*WORK REQUIRED*. In the copy, include every entry exactly but none of the images.

(Stored records)
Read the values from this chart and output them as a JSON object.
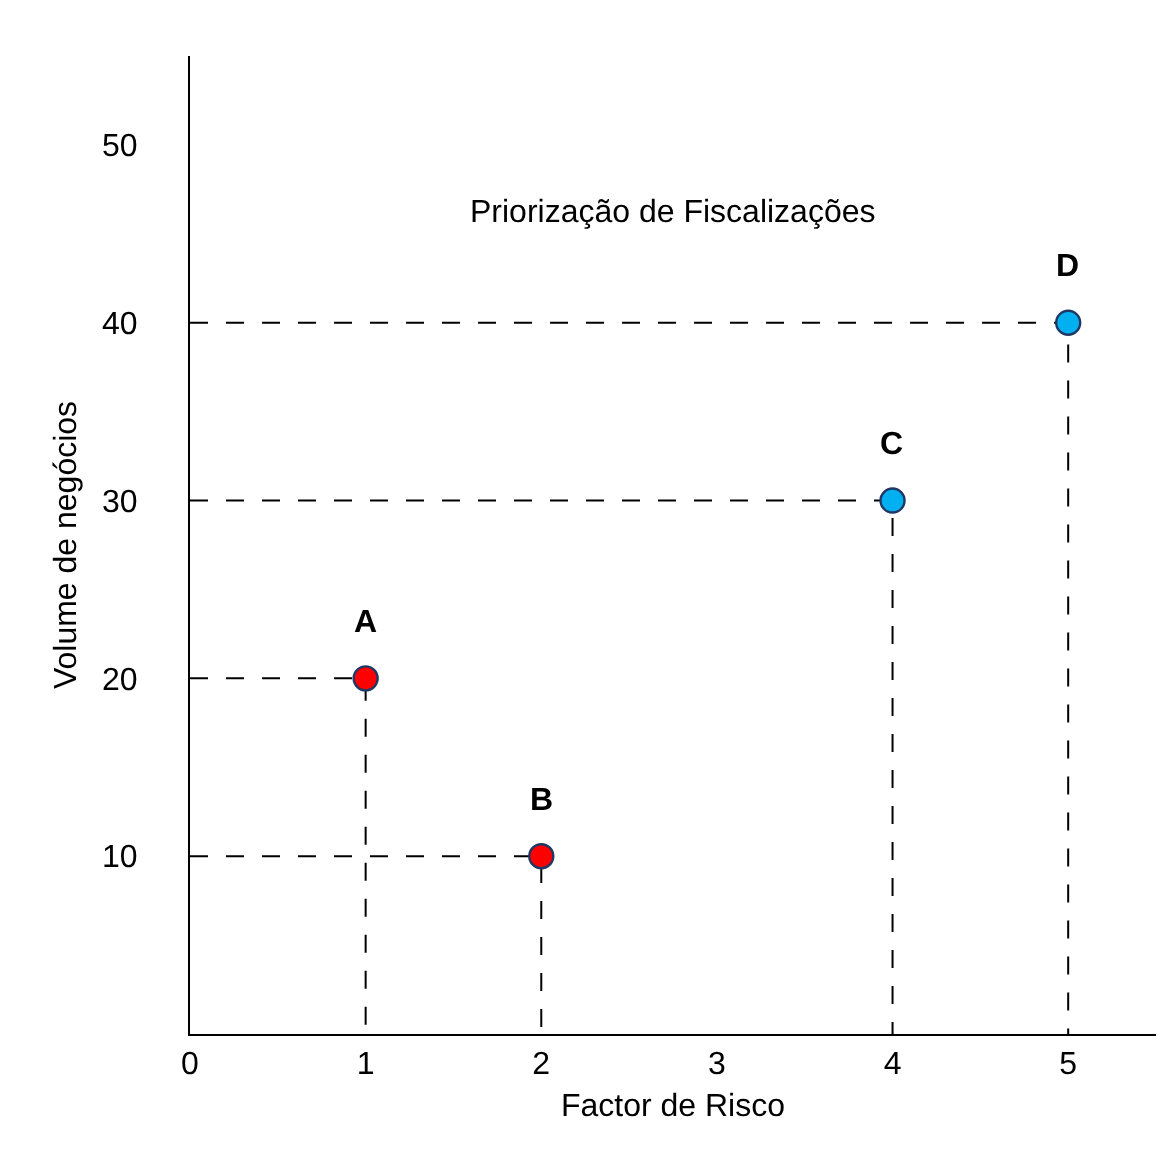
{
  "chart_data": {
    "type": "scatter",
    "title": "Priorização de Fiscalizações",
    "xlabel": "Factor de Risco",
    "ylabel": "Volume de negócios",
    "xlim": [
      0,
      5.5
    ],
    "xticks": [
      0,
      1,
      2,
      3,
      4,
      5
    ],
    "ylim": [
      0,
      55
    ],
    "yticks": [
      10,
      20,
      30,
      40,
      50
    ],
    "grid": false,
    "marker": "circle",
    "series": [
      {
        "type": "line",
        "x": [
          0,
          1,
          1
        ],
        "values": [
          20,
          20,
          0
        ],
        "color": "#000000",
        "line_style": "dashed",
        "marker": "none"
      },
      {
        "type": "line",
        "x": [
          0,
          2,
          2
        ],
        "values": [
          10,
          10,
          0
        ],
        "color": "#000000",
        "line_style": "dashed",
        "marker": "none"
      },
      {
        "type": "line",
        "x": [
          0,
          4,
          4
        ],
        "values": [
          30,
          30,
          0
        ],
        "color": "#000000",
        "line_style": "dashed",
        "marker": "none"
      },
      {
        "type": "line",
        "x": [
          0,
          5,
          5
        ],
        "values": [
          40,
          40,
          0
        ],
        "color": "#000000",
        "line_style": "dashed",
        "marker": "none"
      },
      {
        "x": [
          1,
          2,
          4,
          5
        ],
        "values": [
          20,
          10,
          30,
          40
        ],
        "colors": [
          "#ff0000",
          "#ff0000",
          "#00b0f0",
          "#00b0f0"
        ]
      }
    ],
    "annotations": [
      {
        "text": "A",
        "x": 1,
        "y": 20
      },
      {
        "text": "B",
        "x": 2,
        "y": 10
      },
      {
        "text": "C",
        "x": 4,
        "y": 30
      },
      {
        "text": "D",
        "x": 5,
        "y": 40
      }
    ]
  }
}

*FINAL RESULT*.
Read the values from this chart and output them as a JSON object.
{
  "chart_data": {
    "type": "scatter",
    "title": "Priorização de Fiscalizações",
    "xlabel": "Factor de Risco",
    "ylabel": "Volume de negócios",
    "xlim": [
      0,
      5.5
    ],
    "xticks": [
      0,
      1,
      2,
      3,
      4,
      5
    ],
    "ylim": [
      0,
      55
    ],
    "yticks": [
      10,
      20,
      30,
      40,
      50
    ],
    "grid": false,
    "marker": "circle",
    "series": [
      {
        "type": "line",
        "x": [
          0,
          1,
          1
        ],
        "values": [
          20,
          20,
          0
        ],
        "color": "#000000",
        "line_style": "dashed",
        "marker": "none"
      },
      {
        "type": "line",
        "x": [
          0,
          2,
          2
        ],
        "values": [
          10,
          10,
          0
        ],
        "color": "#000000",
        "line_style": "dashed",
        "marker": "none"
      },
      {
        "type": "line",
        "x": [
          0,
          4,
          4
        ],
        "values": [
          30,
          30,
          0
        ],
        "color": "#000000",
        "line_style": "dashed",
        "marker": "none"
      },
      {
        "type": "line",
        "x": [
          0,
          5,
          5
        ],
        "values": [
          40,
          40,
          0
        ],
        "color": "#000000",
        "line_style": "dashed",
        "marker": "none"
      },
      {
        "x": [
          1,
          2,
          4,
          5
        ],
        "values": [
          20,
          10,
          30,
          40
        ],
        "colors": [
          "#ff0000",
          "#ff0000",
          "#00b0f0",
          "#00b0f0"
        ]
      }
    ],
    "annotations": [
      {
        "text": "A",
        "x": 1,
        "y": 20
      },
      {
        "text": "B",
        "x": 2,
        "y": 10
      },
      {
        "text": "C",
        "x": 4,
        "y": 30
      },
      {
        "text": "D",
        "x": 5,
        "y": 40
      }
    ]
  }
}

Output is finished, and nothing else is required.